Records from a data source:
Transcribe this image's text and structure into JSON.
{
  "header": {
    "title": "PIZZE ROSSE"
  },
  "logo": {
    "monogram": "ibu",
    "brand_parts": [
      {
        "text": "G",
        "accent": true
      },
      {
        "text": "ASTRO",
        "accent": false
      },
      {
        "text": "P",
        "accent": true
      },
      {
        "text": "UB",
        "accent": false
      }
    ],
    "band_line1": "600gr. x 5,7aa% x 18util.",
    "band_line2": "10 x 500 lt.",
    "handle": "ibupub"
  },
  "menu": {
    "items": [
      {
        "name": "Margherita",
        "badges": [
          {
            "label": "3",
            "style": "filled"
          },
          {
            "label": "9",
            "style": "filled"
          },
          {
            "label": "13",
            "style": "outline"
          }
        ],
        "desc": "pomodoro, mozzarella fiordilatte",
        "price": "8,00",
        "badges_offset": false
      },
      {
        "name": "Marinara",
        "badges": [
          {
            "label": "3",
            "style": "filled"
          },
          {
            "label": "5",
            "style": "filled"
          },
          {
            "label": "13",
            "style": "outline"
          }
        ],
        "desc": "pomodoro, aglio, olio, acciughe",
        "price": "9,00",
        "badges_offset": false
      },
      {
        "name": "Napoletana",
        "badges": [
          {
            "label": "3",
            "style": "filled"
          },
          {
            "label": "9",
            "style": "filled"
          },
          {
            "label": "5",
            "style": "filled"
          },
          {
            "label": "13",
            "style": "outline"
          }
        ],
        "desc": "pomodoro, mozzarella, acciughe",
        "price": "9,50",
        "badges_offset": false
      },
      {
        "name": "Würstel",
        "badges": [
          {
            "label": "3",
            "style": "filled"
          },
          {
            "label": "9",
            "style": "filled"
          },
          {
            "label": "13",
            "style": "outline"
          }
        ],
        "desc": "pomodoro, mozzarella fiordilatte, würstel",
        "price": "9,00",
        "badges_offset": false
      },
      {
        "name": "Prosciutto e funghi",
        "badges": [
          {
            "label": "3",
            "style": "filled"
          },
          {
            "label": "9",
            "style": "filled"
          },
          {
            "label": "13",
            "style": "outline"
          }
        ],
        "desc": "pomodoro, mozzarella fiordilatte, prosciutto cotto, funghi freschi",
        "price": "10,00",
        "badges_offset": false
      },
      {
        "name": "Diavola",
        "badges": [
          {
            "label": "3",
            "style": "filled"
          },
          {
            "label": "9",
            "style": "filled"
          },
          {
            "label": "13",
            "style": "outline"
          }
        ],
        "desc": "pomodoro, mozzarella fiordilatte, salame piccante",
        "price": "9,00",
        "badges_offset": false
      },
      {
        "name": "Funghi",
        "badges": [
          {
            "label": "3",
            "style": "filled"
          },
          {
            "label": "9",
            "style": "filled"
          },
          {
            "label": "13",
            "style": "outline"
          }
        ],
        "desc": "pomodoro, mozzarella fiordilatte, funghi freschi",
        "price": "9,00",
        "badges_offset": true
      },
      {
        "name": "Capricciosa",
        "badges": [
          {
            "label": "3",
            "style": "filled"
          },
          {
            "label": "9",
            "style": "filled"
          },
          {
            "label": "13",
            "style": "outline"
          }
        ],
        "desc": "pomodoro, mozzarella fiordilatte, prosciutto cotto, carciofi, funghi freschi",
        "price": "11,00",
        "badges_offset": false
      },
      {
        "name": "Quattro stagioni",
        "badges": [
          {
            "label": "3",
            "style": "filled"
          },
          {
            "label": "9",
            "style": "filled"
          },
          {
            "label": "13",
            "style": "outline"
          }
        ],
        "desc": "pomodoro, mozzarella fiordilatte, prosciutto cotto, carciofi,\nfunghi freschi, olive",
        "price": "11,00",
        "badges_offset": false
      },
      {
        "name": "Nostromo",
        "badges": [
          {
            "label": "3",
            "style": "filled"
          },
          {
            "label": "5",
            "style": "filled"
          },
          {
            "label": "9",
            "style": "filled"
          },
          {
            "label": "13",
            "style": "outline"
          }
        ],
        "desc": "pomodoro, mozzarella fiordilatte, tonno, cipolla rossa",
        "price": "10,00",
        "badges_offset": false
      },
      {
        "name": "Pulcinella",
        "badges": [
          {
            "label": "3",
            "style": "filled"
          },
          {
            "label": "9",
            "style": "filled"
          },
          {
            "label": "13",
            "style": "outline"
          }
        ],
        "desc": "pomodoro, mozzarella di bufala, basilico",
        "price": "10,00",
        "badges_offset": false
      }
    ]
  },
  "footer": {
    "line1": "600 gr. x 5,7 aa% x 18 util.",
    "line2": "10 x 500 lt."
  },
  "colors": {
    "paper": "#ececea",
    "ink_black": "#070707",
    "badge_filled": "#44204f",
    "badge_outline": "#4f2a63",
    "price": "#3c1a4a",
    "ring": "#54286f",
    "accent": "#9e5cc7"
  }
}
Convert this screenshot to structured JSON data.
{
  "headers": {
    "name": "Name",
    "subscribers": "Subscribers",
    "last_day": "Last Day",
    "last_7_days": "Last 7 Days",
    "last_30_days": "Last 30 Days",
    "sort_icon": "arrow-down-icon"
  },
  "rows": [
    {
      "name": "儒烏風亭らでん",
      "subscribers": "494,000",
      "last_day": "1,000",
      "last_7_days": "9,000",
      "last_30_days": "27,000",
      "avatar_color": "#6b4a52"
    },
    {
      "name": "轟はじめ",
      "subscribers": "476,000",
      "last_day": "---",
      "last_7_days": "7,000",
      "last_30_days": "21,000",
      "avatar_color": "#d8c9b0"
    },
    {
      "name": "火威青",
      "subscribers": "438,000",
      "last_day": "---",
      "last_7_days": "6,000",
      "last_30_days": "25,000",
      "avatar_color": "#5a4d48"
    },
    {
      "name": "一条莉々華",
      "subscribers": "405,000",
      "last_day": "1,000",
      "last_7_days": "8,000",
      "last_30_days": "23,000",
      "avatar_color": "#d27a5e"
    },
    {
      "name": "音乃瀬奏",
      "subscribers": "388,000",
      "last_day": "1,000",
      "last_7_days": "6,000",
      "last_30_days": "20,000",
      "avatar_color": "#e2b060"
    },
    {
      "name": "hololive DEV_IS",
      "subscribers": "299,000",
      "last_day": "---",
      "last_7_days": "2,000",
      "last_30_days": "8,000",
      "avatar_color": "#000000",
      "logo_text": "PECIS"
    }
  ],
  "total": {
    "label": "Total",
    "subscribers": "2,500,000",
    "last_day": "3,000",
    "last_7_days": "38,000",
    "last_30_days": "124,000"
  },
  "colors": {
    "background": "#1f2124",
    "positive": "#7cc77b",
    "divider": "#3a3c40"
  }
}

WHAT TO PRODUCE:
Extract each line of the listing above, copying it word for word.

WRITTEN RESPONSE:
Transcribe this image's text and structure into JSON.
{
  "header": {
    "title": "PIZZE ROSSE"
  },
  "logo": {
    "monogram": "ibu",
    "brand_parts": [
      {
        "text": "G",
        "accent": true
      },
      {
        "text": "ASTRO",
        "accent": false
      },
      {
        "text": "P",
        "accent": true
      },
      {
        "text": "UB",
        "accent": false
      }
    ],
    "band_line1": "600gr. x 5,7aa% x 18util.",
    "band_line2": "10 x 500 lt.",
    "handle": "ibupub"
  },
  "menu": {
    "items": [
      {
        "name": "Margherita",
        "badges": [
          {
            "label": "3",
            "style": "filled"
          },
          {
            "label": "9",
            "style": "filled"
          },
          {
            "label": "13",
            "style": "outline"
          }
        ],
        "desc": "pomodoro, mozzarella fiordilatte",
        "price": "8,00",
        "badges_offset": false
      },
      {
        "name": "Marinara",
        "badges": [
          {
            "label": "3",
            "style": "filled"
          },
          {
            "label": "5",
            "style": "filled"
          },
          {
            "label": "13",
            "style": "outline"
          }
        ],
        "desc": "pomodoro, aglio, olio, acciughe",
        "price": "9,00",
        "badges_offset": false
      },
      {
        "name": "Napoletana",
        "badges": [
          {
            "label": "3",
            "style": "filled"
          },
          {
            "label": "9",
            "style": "filled"
          },
          {
            "label": "5",
            "style": "filled"
          },
          {
            "label": "13",
            "style": "outline"
          }
        ],
        "desc": "pomodoro, mozzarella, acciughe",
        "price": "9,50",
        "badges_offset": false
      },
      {
        "name": "Würstel",
        "badges": [
          {
            "label": "3",
            "style": "filled"
          },
          {
            "label": "9",
            "style": "filled"
          },
          {
            "label": "13",
            "style": "outline"
          }
        ],
        "desc": "pomodoro, mozzarella fiordilatte, würstel",
        "price": "9,00",
        "badges_offset": false
      },
      {
        "name": "Prosciutto e funghi",
        "badges": [
          {
            "label": "3",
            "style": "filled"
          },
          {
            "label": "9",
            "style": "filled"
          },
          {
            "label": "13",
            "style": "outline"
          }
        ],
        "desc": "pomodoro, mozzarella fiordilatte, prosciutto cotto, funghi freschi",
        "price": "10,00",
        "badges_offset": false
      },
      {
        "name": "Diavola",
        "badges": [
          {
            "label": "3",
            "style": "filled"
          },
          {
            "label": "9",
            "style": "filled"
          },
          {
            "label": "13",
            "style": "outline"
          }
        ],
        "desc": "pomodoro, mozzarella fiordilatte, salame piccante",
        "price": "9,00",
        "badges_offset": false
      },
      {
        "name": "Funghi",
        "badges": [
          {
            "label": "3",
            "style": "filled"
          },
          {
            "label": "9",
            "style": "filled"
          },
          {
            "label": "13",
            "style": "outline"
          }
        ],
        "desc": "pomodoro, mozzarella fiordilatte, funghi freschi",
        "price": "9,00",
        "badges_offset": true
      },
      {
        "name": "Capricciosa",
        "badges": [
          {
            "label": "3",
            "style": "filled"
          },
          {
            "label": "9",
            "style": "filled"
          },
          {
            "label": "13",
            "style": "outline"
          }
        ],
        "desc": "pomodoro, mozzarella fiordilatte, prosciutto cotto, carciofi, funghi freschi",
        "price": "11,00",
        "badges_offset": false
      },
      {
        "name": "Quattro stagioni",
        "badges": [
          {
            "label": "3",
            "style": "filled"
          },
          {
            "label": "9",
            "style": "filled"
          },
          {
            "label": "13",
            "style": "outline"
          }
        ],
        "desc": "pomodoro, mozzarella fiordilatte, prosciutto cotto, carciofi,\nfunghi freschi, olive",
        "price": "11,00",
        "badges_offset": false
      },
      {
        "name": "Nostromo",
        "badges": [
          {
            "label": "3",
            "style": "filled"
          },
          {
            "label": "5",
            "style": "filled"
          },
          {
            "label": "9",
            "style": "filled"
          },
          {
            "label": "13",
            "style": "outline"
          }
        ],
        "desc": "pomodoro, mozzarella fiordilatte, tonno, cipolla rossa",
        "price": "10,00",
        "badges_offset": false
      },
      {
        "name": "Pulcinella",
        "badges": [
          {
            "label": "3",
            "style": "filled"
          },
          {
            "label": "9",
            "style": "filled"
          },
          {
            "label": "13",
            "style": "outline"
          }
        ],
        "desc": "pomodoro, mozzarella di bufala, basilico",
        "price": "10,00",
        "badges_offset": false
      }
    ]
  },
  "footer": {
    "line1": "600 gr. x 5,7 aa% x 18 util.",
    "line2": "10 x 500 lt."
  },
  "colors": {
    "paper": "#ececea",
    "ink_black": "#070707",
    "badge_filled": "#44204f",
    "badge_outline": "#4f2a63",
    "price": "#3c1a4a",
    "ring": "#54286f",
    "accent": "#9e5cc7"
  }
}
Convert this screenshot to structured JSON data.
{
  "headers": {
    "name": "Name",
    "subscribers": "Subscribers",
    "last_day": "Last Day",
    "last_7_days": "Last 7 Days",
    "last_30_days": "Last 30 Days",
    "sort_icon": "arrow-down-icon"
  },
  "rows": [
    {
      "name": "儒烏風亭らでん",
      "subscribers": "494,000",
      "last_day": "1,000",
      "last_7_days": "9,000",
      "last_30_days": "27,000",
      "avatar_color": "#6b4a52"
    },
    {
      "name": "轟はじめ",
      "subscribers": "476,000",
      "last_day": "---",
      "last_7_days": "7,000",
      "last_30_days": "21,000",
      "avatar_color": "#d8c9b0"
    },
    {
      "name": "火威青",
      "subscribers": "438,000",
      "last_day": "---",
      "last_7_days": "6,000",
      "last_30_days": "25,000",
      "avatar_color": "#5a4d48"
    },
    {
      "name": "一条莉々華",
      "subscribers": "405,000",
      "last_day": "1,000",
      "last_7_days": "8,000",
      "last_30_days": "23,000",
      "avatar_color": "#d27a5e"
    },
    {
      "name": "音乃瀬奏",
      "subscribers": "388,000",
      "last_day": "1,000",
      "last_7_days": "6,000",
      "last_30_days": "20,000",
      "avatar_color": "#e2b060"
    },
    {
      "name": "hololive DEV_IS",
      "subscribers": "299,000",
      "last_day": "---",
      "last_7_days": "2,000",
      "last_30_days": "8,000",
      "avatar_color": "#000000",
      "logo_text": "PECIS"
    }
  ],
  "total": {
    "label": "Total",
    "subscribers": "2,500,000",
    "last_day": "3,000",
    "last_7_days": "38,000",
    "last_30_days": "124,000"
  },
  "colors": {
    "background": "#1f2124",
    "positive": "#7cc77b",
    "divider": "#3a3c40"
  }
}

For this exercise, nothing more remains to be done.